- Your goal -
Search the data below for the word "تهران" and copy each line that holds it.

- Data extract -
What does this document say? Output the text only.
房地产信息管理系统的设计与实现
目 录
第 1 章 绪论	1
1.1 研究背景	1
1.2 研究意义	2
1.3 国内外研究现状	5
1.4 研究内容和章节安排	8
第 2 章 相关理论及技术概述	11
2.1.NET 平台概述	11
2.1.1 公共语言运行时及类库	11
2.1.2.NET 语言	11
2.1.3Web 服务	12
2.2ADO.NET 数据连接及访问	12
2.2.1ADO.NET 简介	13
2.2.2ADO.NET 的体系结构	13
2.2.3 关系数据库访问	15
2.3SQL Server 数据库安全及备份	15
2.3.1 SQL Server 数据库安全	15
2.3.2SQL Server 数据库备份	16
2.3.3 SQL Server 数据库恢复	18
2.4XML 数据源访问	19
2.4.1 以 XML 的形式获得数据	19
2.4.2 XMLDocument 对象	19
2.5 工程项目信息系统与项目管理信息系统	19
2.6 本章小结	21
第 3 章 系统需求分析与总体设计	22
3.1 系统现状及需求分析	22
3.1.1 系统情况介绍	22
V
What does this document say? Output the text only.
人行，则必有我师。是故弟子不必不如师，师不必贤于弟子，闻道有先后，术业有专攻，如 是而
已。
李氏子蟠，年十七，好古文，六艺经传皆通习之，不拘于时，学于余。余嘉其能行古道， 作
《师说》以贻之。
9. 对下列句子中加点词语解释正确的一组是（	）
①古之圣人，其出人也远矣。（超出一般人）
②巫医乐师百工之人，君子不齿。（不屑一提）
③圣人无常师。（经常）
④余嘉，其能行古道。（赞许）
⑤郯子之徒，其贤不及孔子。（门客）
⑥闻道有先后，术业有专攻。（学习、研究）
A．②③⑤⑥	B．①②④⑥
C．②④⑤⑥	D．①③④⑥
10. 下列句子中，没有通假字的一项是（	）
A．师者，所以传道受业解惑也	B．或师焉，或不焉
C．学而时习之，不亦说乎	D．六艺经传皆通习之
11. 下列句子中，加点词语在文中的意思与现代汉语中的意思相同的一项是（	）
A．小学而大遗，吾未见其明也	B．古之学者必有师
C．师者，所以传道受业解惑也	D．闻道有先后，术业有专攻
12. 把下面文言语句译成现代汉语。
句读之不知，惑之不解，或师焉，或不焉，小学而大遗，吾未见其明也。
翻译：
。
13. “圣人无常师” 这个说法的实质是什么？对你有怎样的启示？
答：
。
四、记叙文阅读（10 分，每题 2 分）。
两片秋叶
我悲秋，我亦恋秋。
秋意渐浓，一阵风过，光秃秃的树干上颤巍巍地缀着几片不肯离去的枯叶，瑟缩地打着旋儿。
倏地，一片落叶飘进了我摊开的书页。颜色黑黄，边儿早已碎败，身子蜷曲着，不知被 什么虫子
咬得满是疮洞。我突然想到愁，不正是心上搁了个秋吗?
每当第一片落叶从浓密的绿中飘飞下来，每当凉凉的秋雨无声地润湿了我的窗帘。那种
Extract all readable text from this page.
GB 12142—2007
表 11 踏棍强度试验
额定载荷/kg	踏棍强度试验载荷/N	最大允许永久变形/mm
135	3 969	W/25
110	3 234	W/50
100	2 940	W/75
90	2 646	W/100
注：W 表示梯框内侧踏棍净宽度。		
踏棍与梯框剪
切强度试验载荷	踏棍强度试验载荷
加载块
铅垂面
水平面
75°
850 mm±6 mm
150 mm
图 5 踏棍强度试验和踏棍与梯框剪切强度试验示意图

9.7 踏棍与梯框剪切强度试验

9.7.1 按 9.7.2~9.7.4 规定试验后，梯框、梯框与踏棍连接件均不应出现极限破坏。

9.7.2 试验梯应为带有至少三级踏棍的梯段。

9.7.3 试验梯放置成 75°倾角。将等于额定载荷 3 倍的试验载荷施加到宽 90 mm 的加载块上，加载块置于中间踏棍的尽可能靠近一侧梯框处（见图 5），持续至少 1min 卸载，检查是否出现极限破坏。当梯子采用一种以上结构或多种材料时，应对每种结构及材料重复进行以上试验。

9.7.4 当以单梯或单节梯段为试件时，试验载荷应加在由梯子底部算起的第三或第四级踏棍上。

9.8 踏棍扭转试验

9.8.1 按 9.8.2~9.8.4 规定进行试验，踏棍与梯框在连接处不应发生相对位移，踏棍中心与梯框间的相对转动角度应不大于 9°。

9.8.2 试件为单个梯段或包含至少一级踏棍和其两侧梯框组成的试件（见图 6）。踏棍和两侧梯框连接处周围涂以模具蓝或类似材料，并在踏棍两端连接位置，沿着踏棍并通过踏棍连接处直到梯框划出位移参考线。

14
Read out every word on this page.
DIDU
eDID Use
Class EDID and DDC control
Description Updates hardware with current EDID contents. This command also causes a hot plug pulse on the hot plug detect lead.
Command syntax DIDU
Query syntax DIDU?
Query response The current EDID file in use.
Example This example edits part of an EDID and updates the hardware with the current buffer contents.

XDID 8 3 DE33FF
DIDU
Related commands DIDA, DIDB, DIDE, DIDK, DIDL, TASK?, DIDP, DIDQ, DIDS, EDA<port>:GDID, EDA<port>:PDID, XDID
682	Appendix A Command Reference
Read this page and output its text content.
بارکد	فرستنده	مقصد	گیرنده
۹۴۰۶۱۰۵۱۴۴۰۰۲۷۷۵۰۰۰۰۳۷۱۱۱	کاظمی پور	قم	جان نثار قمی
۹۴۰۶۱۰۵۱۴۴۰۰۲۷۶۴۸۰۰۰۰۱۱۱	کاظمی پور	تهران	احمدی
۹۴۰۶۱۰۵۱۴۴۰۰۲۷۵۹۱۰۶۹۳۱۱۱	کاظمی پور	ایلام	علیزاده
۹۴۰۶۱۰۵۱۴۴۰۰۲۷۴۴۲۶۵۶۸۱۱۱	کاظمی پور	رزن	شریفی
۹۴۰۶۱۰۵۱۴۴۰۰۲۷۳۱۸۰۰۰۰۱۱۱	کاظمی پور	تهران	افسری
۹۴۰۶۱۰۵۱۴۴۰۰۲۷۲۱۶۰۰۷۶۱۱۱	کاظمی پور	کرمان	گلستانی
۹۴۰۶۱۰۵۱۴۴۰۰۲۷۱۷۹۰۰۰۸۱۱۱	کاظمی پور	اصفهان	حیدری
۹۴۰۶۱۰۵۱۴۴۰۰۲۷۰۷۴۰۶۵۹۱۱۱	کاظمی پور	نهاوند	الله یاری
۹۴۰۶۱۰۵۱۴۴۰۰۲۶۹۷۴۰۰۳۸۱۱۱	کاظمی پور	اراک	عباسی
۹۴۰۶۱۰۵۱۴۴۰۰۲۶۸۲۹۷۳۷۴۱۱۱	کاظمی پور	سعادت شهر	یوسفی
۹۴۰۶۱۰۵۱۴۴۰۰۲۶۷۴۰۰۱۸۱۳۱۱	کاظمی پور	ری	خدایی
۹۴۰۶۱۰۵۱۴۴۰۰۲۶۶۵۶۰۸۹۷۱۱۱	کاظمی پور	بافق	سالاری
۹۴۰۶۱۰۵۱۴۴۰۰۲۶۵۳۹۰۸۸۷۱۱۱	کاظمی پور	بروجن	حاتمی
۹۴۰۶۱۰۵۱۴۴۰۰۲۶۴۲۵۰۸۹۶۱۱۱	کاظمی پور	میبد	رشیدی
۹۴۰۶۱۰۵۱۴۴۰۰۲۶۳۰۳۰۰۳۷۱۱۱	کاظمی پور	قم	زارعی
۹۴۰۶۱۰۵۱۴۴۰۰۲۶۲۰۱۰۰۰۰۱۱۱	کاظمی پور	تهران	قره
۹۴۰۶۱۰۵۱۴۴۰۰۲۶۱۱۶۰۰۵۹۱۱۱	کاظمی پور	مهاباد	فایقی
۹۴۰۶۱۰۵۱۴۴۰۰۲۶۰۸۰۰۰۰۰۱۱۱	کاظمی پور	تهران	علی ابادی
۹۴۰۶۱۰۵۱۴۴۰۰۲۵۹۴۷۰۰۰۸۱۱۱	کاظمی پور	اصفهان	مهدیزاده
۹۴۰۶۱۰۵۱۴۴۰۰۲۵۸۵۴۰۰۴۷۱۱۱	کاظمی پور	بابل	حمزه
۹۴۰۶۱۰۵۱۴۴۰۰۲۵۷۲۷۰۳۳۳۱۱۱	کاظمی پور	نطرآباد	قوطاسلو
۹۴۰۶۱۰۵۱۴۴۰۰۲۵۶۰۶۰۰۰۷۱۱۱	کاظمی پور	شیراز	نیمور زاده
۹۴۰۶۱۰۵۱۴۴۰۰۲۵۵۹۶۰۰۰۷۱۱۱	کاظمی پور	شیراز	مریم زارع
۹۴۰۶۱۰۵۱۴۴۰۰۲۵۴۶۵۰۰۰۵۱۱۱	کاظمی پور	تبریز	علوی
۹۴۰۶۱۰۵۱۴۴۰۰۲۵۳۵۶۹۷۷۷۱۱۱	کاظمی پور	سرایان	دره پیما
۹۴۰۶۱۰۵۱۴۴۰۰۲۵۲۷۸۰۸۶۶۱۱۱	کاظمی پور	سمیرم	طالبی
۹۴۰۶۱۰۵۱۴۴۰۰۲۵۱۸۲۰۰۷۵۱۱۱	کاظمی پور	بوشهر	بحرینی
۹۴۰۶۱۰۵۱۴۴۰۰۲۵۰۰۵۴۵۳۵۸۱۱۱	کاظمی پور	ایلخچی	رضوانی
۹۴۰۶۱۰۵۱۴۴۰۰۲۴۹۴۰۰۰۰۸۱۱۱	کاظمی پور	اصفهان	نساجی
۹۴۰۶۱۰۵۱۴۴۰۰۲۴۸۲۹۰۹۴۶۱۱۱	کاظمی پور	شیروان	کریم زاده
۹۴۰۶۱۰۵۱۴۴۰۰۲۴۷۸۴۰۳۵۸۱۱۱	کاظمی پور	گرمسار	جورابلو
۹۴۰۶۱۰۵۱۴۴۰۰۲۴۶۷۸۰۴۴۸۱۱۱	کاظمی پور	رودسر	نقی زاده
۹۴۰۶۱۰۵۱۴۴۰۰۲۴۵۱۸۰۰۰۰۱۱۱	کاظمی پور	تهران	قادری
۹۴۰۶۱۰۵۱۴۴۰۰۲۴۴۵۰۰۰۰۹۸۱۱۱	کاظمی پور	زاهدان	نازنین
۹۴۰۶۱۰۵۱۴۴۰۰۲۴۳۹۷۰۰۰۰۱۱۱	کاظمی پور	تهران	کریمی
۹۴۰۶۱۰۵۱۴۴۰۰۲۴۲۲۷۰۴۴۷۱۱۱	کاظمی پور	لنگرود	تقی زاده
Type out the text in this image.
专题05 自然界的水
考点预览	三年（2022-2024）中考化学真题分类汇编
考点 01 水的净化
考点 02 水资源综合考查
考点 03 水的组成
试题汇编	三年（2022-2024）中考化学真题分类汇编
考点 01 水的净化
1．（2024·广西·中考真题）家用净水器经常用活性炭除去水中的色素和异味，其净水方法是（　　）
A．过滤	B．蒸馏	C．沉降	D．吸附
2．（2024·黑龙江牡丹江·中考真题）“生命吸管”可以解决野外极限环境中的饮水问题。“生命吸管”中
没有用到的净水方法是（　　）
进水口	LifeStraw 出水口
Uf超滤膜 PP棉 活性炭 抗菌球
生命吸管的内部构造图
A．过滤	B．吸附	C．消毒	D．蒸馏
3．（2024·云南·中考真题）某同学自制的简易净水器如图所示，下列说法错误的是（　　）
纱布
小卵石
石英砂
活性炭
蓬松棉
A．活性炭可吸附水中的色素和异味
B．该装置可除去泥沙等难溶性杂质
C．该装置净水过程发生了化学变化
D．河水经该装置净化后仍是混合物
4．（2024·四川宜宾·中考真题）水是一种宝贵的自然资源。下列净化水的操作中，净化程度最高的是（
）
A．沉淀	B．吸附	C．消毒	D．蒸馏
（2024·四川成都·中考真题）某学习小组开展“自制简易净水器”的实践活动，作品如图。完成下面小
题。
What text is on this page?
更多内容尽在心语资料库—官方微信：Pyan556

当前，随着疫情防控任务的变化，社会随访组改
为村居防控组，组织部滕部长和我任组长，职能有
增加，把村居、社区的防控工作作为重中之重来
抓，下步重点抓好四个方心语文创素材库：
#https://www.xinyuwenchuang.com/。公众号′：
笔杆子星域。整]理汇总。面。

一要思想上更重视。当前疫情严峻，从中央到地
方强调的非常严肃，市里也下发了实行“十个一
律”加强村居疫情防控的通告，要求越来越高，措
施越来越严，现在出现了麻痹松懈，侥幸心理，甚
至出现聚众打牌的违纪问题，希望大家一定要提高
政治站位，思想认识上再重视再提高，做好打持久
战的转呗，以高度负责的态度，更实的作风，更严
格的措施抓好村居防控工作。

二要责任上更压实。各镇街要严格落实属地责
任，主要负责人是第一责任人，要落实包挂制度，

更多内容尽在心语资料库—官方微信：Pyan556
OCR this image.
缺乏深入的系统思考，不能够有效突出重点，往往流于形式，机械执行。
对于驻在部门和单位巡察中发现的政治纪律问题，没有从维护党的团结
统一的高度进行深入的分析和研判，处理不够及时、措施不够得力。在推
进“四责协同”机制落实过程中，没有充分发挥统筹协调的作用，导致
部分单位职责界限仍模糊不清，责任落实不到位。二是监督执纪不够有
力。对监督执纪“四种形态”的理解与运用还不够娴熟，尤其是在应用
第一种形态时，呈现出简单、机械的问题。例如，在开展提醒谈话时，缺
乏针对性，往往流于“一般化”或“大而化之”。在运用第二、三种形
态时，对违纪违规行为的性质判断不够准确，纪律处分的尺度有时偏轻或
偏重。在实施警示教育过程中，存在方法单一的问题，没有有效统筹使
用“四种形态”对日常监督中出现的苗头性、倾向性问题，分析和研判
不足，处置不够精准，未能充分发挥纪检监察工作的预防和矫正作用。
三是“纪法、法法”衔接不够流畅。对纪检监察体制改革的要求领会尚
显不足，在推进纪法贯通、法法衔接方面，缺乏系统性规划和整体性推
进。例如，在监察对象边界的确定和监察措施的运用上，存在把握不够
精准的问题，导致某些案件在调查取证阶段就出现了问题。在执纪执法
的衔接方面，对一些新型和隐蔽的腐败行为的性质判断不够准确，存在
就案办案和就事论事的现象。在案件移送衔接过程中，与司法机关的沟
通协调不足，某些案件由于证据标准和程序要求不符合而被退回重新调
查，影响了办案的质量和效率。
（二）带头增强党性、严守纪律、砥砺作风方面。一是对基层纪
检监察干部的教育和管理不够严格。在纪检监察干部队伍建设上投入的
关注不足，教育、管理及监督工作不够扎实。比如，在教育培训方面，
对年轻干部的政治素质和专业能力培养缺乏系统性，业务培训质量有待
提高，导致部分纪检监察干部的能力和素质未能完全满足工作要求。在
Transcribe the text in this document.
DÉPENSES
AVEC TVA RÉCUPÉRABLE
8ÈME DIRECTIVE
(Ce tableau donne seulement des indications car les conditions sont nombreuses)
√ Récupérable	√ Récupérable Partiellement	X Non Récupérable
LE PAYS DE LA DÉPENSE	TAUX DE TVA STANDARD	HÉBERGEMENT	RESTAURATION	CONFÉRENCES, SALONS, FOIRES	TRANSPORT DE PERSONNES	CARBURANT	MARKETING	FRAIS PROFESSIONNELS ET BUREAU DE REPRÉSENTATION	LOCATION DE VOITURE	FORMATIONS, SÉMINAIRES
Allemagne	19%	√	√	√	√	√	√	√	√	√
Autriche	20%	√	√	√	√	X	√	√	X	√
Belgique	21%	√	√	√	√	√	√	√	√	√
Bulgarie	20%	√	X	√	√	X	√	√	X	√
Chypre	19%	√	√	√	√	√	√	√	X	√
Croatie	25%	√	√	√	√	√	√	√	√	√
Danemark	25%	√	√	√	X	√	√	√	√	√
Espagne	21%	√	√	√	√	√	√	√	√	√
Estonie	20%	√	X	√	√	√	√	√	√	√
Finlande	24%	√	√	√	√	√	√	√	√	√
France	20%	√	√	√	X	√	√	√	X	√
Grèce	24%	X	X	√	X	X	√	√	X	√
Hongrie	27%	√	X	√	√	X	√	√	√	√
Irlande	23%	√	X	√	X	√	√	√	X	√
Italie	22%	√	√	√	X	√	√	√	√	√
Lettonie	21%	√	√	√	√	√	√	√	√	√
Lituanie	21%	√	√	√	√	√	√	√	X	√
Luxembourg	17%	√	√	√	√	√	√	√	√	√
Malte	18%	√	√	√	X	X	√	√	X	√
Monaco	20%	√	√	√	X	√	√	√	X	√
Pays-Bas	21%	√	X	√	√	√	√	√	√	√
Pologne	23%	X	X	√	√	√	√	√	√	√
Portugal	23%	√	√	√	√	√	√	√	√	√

- Complete response -
۹۴۰۶۱۰۵۱۴۴۰۰۲۷۶۴۸۰۰۰۰۱۱۱	کاظمی پور	تهران	احمدی
۹۴۰۶۱۰۵۱۴۴۰۰۲۷۳۱۸۰۰۰۰۱۱۱	کاظمی پور	تهران	افسری
۹۴۰۶۱۰۵۱۴۴۰۰۲۶۲۰۱۰۰۰۰۱۱۱	کاظمی پور	تهران	قره
۹۴۰۶۱۰۵۱۴۴۰۰۲۶۰۸۰۰۰۰۰۱۱۱	کاظمی پور	تهران	علی ابادی
۹۴۰۶۱۰۵۱۴۴۰۰۲۴۵۱۸۰۰۰۰۱۱۱	کاظمی پور	تهران	قادری
۹۴۰۶۱۰۵۱۴۴۰۰۲۴۳۹۷۰۰۰۰۱۱۱	کاظمی پور	تهران	کریمی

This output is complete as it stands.